Dataset entries
[Begin]
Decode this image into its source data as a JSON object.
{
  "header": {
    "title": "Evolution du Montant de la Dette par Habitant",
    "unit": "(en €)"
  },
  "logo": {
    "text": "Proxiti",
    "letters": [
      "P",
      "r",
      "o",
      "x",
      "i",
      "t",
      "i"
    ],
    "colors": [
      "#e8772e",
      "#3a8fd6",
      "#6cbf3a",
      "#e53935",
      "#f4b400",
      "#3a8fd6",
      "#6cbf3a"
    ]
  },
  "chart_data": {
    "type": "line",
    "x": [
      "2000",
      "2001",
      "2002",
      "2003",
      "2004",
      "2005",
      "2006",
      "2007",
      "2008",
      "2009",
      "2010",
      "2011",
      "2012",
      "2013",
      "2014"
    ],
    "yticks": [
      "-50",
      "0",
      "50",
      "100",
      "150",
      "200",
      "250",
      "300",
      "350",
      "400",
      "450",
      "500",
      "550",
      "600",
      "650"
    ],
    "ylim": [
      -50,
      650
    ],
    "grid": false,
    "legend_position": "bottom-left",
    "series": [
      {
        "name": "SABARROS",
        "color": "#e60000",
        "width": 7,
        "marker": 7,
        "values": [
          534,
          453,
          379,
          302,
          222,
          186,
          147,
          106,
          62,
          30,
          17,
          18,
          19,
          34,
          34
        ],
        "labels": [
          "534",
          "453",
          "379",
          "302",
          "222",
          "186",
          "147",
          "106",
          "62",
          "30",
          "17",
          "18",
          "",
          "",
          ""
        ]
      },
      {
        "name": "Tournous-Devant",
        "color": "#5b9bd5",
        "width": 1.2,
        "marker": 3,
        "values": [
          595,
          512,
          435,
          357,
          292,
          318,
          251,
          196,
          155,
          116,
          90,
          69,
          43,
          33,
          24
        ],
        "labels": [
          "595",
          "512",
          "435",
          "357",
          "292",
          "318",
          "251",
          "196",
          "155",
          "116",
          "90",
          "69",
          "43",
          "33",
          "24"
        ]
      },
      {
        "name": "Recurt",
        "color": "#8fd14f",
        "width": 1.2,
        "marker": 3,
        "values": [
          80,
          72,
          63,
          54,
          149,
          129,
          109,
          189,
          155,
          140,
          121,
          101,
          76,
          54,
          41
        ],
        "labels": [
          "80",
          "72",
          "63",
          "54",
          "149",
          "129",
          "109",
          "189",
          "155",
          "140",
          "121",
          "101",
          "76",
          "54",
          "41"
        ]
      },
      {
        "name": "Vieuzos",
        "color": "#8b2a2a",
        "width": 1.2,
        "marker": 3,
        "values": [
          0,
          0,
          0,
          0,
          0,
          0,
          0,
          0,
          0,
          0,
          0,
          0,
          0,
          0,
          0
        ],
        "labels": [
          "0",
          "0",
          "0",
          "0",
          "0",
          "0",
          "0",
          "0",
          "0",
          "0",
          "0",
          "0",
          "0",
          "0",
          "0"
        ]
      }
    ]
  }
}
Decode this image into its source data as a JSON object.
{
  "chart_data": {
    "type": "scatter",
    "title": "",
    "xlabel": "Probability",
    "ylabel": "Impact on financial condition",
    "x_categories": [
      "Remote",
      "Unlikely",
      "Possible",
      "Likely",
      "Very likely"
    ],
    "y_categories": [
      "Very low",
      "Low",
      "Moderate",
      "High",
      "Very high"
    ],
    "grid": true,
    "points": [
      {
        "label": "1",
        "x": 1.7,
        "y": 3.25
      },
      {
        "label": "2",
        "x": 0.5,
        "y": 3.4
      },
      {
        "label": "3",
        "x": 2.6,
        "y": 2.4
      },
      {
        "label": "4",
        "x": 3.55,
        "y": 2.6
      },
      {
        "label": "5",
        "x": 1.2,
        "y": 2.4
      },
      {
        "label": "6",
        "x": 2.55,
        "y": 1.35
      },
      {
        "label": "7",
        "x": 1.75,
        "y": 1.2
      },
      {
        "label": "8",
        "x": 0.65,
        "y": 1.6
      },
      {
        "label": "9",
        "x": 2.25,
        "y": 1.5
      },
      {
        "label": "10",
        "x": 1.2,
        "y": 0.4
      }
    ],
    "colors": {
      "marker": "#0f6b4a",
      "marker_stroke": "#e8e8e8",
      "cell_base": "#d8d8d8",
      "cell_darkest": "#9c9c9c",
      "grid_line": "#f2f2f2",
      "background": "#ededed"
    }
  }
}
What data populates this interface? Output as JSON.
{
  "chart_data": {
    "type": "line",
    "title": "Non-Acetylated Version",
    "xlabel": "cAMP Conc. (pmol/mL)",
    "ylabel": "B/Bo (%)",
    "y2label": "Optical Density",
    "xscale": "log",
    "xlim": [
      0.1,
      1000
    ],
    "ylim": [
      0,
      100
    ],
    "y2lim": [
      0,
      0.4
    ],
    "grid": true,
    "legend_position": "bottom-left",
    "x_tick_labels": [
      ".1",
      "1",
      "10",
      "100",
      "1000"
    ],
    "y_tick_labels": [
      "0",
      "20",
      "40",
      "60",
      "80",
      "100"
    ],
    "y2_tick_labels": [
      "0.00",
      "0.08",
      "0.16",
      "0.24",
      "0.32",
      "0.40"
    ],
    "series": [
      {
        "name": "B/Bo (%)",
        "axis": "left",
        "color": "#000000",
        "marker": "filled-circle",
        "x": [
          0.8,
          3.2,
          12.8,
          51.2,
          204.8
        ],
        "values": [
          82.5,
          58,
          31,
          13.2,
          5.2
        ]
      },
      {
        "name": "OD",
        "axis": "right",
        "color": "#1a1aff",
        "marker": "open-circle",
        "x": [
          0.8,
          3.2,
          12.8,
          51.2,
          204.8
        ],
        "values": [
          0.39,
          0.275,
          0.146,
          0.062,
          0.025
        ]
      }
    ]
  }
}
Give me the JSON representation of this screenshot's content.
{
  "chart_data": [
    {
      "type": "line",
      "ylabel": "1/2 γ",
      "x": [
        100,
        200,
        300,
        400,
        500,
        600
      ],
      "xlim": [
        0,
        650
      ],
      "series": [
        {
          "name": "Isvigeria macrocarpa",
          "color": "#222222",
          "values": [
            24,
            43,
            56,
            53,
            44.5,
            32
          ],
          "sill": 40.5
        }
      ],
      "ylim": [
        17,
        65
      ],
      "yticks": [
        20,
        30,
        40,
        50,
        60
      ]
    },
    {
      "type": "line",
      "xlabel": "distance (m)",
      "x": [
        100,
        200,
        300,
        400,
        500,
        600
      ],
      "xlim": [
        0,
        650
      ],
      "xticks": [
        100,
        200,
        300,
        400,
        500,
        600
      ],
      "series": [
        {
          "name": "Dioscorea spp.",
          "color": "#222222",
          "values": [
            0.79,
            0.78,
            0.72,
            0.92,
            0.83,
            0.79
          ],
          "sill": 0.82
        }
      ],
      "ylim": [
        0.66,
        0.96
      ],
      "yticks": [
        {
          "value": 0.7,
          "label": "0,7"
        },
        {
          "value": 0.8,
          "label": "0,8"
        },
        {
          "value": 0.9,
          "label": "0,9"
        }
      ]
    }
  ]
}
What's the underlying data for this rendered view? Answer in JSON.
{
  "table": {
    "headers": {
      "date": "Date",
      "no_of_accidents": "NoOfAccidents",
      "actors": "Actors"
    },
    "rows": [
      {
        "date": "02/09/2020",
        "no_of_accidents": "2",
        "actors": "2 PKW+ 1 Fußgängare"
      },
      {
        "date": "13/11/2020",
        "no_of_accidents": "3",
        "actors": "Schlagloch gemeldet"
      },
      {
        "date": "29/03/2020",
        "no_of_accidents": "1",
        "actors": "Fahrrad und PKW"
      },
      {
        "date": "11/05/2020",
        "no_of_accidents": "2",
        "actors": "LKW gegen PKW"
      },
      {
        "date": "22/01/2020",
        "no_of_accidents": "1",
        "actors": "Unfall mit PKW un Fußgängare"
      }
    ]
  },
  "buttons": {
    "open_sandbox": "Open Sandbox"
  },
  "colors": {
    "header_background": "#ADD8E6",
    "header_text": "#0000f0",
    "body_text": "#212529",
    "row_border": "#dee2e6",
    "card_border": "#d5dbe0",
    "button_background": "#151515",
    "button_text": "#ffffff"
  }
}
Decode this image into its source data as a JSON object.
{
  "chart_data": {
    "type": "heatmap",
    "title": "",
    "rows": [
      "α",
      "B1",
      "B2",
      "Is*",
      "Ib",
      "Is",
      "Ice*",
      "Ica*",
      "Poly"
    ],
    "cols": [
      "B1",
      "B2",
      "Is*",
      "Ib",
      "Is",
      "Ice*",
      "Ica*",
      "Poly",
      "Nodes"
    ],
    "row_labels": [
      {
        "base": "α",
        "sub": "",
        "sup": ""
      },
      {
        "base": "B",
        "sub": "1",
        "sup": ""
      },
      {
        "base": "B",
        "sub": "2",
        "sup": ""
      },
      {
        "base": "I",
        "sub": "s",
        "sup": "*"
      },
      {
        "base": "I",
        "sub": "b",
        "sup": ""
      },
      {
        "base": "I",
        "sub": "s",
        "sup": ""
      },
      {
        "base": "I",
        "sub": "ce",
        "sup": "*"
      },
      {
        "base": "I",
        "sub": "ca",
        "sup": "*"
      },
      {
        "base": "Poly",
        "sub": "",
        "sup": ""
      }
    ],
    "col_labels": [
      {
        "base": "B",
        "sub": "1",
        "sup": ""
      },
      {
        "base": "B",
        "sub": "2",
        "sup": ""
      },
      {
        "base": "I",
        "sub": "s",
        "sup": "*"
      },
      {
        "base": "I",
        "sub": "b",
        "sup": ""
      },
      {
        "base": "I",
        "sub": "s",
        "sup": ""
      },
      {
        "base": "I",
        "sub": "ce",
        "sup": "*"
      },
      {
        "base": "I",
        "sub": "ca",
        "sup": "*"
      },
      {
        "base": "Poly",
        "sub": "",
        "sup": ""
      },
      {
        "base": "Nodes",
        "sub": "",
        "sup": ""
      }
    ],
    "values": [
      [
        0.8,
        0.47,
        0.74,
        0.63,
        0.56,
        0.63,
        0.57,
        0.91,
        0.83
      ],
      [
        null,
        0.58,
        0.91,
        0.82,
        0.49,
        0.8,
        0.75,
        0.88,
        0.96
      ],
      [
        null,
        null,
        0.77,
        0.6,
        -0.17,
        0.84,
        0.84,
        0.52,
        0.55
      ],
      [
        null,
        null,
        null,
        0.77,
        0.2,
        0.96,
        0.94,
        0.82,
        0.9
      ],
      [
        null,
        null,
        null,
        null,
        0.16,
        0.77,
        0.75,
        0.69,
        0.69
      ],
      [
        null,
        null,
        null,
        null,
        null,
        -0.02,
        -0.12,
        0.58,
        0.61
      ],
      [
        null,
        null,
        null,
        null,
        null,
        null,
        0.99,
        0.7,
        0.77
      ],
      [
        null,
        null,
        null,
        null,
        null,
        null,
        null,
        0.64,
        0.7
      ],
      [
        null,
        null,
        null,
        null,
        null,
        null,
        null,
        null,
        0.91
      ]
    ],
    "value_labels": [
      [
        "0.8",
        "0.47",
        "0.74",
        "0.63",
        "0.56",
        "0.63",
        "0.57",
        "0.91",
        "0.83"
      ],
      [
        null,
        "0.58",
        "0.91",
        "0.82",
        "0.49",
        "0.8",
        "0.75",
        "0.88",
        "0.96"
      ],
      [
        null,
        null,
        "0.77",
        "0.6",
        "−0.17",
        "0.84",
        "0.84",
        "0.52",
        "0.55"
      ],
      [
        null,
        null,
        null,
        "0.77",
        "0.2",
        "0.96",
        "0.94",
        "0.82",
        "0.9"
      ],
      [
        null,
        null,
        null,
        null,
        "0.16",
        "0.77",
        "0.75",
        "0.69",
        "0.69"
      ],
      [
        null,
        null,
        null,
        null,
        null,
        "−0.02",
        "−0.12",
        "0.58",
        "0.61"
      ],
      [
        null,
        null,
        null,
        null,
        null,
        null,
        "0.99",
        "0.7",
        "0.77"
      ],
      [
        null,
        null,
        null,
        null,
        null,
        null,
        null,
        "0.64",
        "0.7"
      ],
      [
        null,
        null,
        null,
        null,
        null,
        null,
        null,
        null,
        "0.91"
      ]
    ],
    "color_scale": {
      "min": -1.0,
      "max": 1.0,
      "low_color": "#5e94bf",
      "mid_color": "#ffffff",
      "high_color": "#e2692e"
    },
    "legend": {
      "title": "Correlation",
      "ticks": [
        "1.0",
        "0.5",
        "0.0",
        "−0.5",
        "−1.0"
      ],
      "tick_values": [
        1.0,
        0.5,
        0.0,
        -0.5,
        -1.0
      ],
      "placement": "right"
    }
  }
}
[End]
= WHAT THE EXERCISE ASKS =
Where a line in the material contains "name", copy that line.

= SOLUTION BELOW =
        "name": "SABARROS",
        "name": "Tournous-Devant",
        "name": "Recurt",
        "name": "Vieuzos",
        "name": "B/Bo (%)",
        "name": "OD",
          "name": "Isvigeria macrocarpa",
          "name": "Dioscorea spp.",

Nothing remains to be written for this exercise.